Set problem: For each line below that contains the string "structure", copy that line.

Data entries for graphics:
>> BEGIN

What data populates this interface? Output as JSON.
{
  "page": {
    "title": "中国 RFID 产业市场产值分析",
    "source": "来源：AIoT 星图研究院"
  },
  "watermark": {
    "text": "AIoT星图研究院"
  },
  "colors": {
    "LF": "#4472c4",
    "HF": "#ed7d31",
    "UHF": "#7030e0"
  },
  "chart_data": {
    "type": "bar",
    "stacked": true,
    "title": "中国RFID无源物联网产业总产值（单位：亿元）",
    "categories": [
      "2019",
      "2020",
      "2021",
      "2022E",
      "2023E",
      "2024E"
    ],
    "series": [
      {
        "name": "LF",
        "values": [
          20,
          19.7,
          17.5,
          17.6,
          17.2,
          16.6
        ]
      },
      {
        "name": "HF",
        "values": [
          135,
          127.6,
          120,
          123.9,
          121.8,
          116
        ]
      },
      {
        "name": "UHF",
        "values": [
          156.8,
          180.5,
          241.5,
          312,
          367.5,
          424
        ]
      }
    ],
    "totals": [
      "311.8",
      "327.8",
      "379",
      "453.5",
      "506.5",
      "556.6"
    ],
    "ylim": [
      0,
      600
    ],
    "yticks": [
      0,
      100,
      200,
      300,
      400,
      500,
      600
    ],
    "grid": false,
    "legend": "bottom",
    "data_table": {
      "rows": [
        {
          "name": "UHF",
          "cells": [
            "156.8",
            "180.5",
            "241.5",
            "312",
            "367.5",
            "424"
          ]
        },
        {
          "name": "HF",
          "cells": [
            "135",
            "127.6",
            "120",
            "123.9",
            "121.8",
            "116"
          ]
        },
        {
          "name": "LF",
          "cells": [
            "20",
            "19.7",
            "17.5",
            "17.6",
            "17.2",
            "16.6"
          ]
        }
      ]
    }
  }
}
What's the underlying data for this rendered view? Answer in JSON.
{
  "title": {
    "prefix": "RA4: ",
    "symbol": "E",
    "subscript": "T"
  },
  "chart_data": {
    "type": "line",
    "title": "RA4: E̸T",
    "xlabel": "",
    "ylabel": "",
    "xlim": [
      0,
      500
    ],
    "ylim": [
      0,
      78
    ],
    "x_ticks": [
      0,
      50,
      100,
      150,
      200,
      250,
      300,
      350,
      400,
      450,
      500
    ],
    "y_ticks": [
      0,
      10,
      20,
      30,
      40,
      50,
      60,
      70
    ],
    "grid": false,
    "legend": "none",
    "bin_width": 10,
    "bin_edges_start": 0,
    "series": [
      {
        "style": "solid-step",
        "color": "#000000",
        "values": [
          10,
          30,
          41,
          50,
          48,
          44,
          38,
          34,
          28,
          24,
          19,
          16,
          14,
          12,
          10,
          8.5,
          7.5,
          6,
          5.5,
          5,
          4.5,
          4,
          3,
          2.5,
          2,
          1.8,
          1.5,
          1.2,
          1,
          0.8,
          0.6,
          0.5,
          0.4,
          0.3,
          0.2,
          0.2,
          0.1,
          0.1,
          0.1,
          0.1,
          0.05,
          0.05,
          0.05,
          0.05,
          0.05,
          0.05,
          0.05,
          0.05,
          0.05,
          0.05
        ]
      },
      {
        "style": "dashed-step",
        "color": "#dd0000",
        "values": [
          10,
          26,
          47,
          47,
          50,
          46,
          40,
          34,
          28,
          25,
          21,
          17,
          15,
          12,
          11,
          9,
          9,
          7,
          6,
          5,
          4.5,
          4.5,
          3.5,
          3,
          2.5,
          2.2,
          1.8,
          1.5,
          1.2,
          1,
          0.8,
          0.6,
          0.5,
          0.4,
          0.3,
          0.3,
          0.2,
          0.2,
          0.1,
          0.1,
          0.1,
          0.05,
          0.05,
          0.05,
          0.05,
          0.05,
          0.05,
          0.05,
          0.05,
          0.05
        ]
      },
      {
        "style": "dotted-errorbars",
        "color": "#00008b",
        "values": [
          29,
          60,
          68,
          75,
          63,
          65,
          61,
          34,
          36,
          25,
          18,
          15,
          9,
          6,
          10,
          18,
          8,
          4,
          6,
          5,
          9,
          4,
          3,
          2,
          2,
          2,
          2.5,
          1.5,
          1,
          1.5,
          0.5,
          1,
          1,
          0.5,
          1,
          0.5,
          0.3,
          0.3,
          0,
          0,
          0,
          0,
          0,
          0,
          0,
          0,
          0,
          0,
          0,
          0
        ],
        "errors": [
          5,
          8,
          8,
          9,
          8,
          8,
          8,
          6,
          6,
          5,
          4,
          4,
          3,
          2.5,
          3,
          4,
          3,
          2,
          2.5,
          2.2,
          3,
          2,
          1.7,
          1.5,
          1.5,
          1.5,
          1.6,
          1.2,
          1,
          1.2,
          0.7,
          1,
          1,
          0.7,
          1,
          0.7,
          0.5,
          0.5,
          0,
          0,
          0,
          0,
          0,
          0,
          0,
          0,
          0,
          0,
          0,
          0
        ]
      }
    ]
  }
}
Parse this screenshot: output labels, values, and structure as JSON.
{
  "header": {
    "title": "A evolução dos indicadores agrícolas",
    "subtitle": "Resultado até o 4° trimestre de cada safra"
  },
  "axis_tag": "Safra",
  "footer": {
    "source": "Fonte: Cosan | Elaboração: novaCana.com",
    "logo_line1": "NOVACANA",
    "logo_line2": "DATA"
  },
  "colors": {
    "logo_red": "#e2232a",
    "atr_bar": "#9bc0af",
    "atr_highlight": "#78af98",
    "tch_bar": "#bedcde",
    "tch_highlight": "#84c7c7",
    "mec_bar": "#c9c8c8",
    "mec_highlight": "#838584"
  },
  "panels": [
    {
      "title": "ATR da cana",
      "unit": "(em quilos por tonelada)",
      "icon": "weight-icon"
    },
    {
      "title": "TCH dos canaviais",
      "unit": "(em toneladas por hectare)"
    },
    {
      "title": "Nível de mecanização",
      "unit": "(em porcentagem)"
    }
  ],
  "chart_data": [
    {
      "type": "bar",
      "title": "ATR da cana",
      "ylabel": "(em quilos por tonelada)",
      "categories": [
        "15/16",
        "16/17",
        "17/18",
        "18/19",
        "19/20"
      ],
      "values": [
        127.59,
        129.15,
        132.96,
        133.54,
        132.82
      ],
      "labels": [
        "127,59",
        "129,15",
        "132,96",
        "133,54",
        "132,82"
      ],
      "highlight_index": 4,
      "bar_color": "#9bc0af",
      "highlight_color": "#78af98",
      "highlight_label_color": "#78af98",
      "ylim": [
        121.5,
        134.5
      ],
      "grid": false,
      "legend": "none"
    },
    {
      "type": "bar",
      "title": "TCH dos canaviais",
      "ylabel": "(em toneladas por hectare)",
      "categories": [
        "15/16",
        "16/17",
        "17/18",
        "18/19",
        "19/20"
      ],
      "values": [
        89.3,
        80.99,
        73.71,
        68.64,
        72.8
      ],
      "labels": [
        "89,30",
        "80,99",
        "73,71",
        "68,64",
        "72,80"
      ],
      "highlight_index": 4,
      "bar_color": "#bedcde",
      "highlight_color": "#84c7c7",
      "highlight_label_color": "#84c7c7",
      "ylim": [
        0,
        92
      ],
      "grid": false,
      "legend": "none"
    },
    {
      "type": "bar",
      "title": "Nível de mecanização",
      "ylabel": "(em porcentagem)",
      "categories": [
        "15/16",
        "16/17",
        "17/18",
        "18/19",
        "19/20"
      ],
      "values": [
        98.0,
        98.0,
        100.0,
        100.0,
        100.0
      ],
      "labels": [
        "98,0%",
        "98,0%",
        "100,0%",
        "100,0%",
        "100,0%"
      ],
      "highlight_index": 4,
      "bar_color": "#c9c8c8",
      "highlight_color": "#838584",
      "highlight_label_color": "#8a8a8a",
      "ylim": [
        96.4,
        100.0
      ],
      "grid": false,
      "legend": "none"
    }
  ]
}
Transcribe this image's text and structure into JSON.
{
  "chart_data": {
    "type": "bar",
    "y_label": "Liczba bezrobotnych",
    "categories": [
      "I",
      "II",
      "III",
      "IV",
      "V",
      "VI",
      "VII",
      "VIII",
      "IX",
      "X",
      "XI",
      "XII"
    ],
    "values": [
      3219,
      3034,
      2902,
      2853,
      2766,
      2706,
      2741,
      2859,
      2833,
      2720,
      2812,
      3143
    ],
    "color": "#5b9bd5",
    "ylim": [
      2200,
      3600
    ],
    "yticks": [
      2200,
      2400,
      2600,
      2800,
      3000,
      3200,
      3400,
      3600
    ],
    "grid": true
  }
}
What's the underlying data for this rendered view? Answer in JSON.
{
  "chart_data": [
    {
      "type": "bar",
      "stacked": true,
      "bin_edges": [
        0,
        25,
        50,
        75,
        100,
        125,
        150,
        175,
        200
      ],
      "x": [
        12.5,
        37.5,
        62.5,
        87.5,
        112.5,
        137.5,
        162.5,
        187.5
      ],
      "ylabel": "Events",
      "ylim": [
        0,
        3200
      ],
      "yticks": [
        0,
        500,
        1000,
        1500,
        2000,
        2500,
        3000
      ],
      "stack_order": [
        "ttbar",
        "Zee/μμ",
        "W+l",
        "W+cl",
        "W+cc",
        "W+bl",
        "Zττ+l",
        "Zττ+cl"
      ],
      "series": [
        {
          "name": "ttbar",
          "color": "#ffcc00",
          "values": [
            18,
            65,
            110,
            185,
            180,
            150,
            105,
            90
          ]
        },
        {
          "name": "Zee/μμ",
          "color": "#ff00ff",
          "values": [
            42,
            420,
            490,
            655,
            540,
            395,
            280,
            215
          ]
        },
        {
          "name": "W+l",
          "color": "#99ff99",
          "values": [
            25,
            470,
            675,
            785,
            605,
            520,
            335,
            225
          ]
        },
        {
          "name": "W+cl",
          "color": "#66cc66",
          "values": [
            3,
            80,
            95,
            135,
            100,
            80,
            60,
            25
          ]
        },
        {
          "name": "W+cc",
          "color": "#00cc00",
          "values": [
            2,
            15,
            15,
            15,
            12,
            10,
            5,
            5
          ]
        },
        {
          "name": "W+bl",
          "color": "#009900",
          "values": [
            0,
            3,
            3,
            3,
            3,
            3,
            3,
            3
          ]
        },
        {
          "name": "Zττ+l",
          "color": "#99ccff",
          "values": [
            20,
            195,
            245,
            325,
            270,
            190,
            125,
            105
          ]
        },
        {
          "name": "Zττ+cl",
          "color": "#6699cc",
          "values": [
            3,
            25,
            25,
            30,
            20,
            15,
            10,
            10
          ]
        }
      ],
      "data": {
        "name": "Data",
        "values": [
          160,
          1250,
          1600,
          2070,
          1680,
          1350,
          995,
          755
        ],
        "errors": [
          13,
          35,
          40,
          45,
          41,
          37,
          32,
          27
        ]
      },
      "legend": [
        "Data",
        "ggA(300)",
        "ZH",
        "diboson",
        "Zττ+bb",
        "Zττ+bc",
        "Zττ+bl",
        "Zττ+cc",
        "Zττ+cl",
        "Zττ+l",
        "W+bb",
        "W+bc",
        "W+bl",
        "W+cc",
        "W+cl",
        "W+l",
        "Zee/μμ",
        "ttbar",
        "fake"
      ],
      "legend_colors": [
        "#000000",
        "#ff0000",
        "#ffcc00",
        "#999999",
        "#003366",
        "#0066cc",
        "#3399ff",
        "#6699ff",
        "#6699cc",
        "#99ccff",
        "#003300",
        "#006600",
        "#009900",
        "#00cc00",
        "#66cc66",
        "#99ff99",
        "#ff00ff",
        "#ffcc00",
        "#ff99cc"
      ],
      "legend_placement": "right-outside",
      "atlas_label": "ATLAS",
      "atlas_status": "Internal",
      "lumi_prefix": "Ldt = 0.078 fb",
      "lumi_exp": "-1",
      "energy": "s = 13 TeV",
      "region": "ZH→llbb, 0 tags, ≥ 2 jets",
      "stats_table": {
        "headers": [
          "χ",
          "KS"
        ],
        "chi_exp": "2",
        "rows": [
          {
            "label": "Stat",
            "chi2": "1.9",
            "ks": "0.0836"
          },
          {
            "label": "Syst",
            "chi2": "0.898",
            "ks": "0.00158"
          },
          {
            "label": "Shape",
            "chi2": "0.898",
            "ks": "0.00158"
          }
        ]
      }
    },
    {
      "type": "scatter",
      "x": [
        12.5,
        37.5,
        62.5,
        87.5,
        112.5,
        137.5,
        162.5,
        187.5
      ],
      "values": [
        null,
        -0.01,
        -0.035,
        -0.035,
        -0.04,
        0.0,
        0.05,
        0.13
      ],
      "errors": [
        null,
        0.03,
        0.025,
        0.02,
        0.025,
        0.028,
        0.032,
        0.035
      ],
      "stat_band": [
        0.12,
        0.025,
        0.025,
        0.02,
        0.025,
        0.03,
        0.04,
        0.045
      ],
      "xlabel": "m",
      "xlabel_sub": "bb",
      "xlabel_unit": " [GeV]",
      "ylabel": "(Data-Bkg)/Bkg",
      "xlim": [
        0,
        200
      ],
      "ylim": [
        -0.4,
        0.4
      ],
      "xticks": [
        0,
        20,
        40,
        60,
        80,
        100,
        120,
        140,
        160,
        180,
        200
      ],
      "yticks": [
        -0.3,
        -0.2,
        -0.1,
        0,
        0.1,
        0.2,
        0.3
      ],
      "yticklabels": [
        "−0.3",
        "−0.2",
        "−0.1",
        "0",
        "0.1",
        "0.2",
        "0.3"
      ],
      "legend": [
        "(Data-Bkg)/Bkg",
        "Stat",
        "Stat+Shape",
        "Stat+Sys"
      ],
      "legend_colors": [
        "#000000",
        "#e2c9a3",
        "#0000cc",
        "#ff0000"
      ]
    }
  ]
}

>> END

Written solution:
Parse this screenshot: output labels, values, and structure as JSON.
Transcribe this image's text and structure into JSON.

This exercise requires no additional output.